***** Working data

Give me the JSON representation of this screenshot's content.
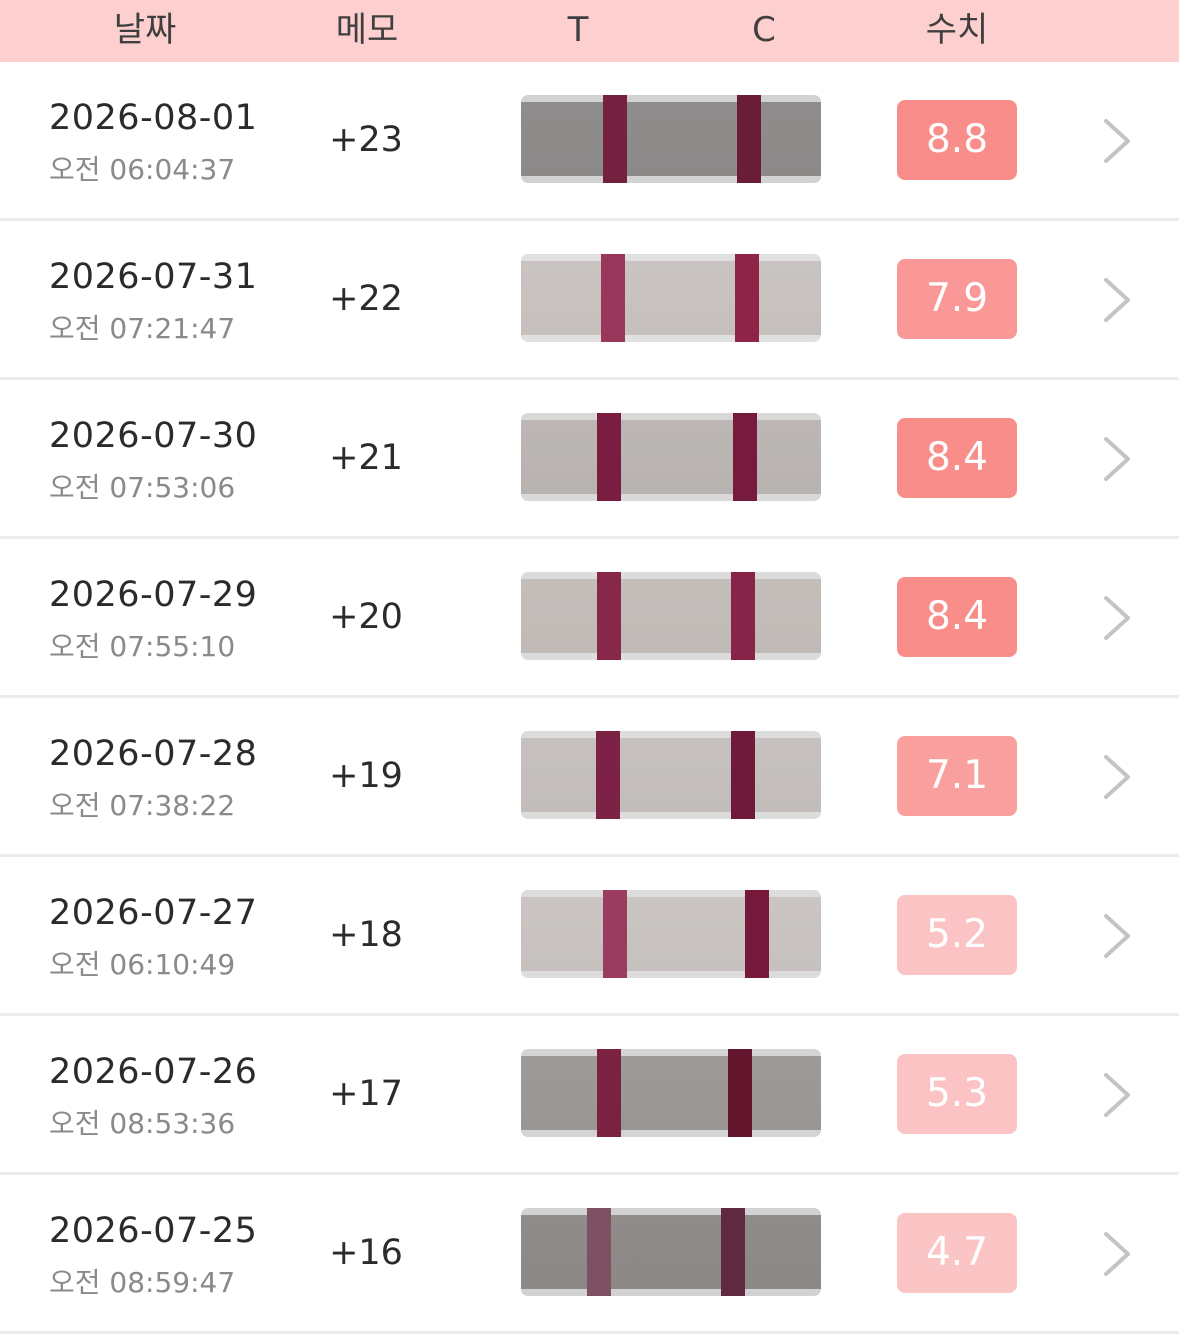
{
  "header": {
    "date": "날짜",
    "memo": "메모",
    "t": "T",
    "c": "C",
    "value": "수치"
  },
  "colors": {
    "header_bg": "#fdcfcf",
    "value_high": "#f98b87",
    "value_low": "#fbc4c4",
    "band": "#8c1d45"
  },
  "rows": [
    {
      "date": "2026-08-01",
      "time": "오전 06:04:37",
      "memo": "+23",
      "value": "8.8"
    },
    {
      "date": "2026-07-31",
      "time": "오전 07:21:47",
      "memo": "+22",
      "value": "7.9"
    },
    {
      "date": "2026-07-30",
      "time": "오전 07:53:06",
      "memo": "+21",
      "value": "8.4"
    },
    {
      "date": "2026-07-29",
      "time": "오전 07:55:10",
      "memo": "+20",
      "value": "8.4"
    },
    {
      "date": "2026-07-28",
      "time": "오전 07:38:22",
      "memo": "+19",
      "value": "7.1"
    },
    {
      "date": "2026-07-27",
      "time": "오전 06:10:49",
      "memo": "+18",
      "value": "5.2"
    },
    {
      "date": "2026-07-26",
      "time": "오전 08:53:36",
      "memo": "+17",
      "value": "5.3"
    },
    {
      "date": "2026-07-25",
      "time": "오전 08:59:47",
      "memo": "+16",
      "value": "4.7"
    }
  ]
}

**********
***** Working data

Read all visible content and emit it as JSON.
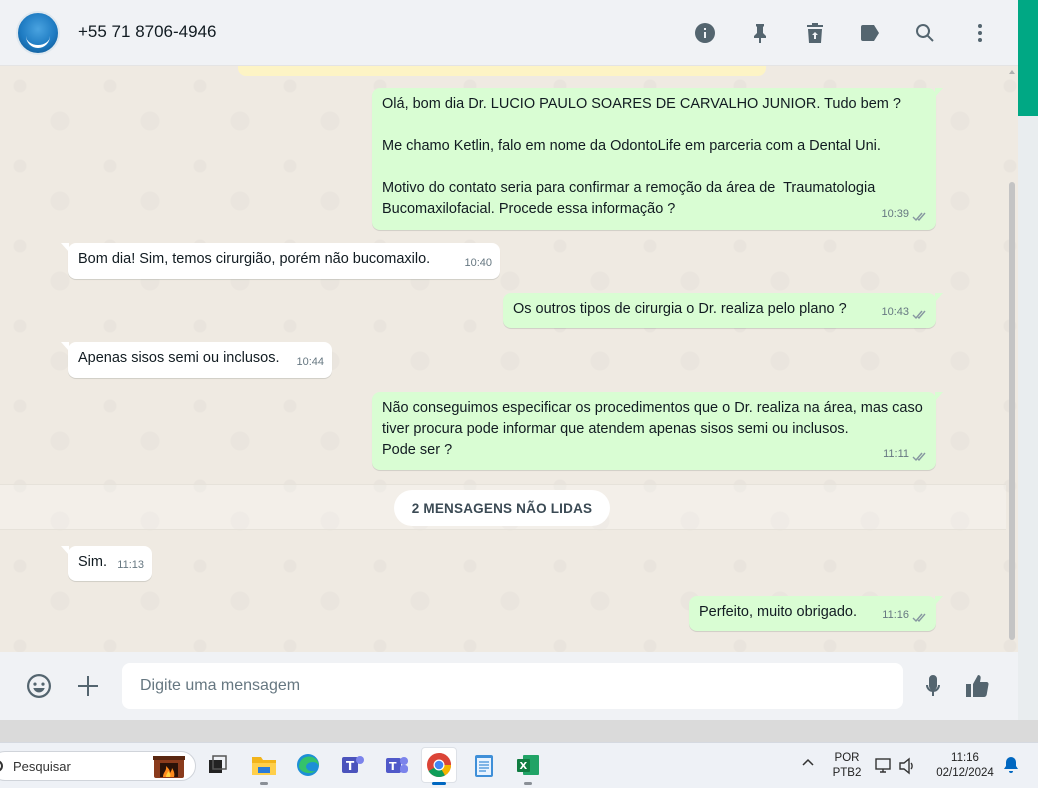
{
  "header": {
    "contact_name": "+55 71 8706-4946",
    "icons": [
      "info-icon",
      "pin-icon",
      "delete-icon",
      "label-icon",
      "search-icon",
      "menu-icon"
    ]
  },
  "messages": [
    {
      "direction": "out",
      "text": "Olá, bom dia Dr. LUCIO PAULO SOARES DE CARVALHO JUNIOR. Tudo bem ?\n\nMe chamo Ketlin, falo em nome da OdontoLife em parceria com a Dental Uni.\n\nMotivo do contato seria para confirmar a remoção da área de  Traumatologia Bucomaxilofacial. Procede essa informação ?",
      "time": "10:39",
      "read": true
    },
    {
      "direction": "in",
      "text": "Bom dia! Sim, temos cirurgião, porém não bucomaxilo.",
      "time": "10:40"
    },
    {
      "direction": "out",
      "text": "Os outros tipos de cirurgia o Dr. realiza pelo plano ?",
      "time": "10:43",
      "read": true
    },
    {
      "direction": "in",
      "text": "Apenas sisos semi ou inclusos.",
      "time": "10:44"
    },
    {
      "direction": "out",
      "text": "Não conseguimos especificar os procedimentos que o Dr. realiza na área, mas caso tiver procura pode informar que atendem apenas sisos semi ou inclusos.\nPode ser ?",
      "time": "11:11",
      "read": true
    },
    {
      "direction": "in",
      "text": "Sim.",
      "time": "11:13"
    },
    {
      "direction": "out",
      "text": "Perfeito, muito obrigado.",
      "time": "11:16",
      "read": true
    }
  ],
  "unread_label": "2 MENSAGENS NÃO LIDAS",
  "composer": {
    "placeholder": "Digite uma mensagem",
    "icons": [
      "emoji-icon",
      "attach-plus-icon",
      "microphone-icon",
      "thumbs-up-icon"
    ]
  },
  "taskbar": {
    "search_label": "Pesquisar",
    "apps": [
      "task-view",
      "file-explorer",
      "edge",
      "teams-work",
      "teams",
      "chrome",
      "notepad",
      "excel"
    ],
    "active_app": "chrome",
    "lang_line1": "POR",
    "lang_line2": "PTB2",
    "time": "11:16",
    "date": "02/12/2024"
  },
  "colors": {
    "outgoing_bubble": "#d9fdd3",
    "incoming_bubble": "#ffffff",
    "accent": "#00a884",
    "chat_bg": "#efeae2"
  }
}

**********

Gather each line from the listing above that holds "sisos".

■ **Output**
      "text": "Apenas sisos semi ou inclusos.",
      "text": "Não conseguimos especificar os procedimentos que o Dr. realiza na área, mas caso tiver procura pode informar que atendem apenas sisos semi ou inclusos.\nPode ser ?",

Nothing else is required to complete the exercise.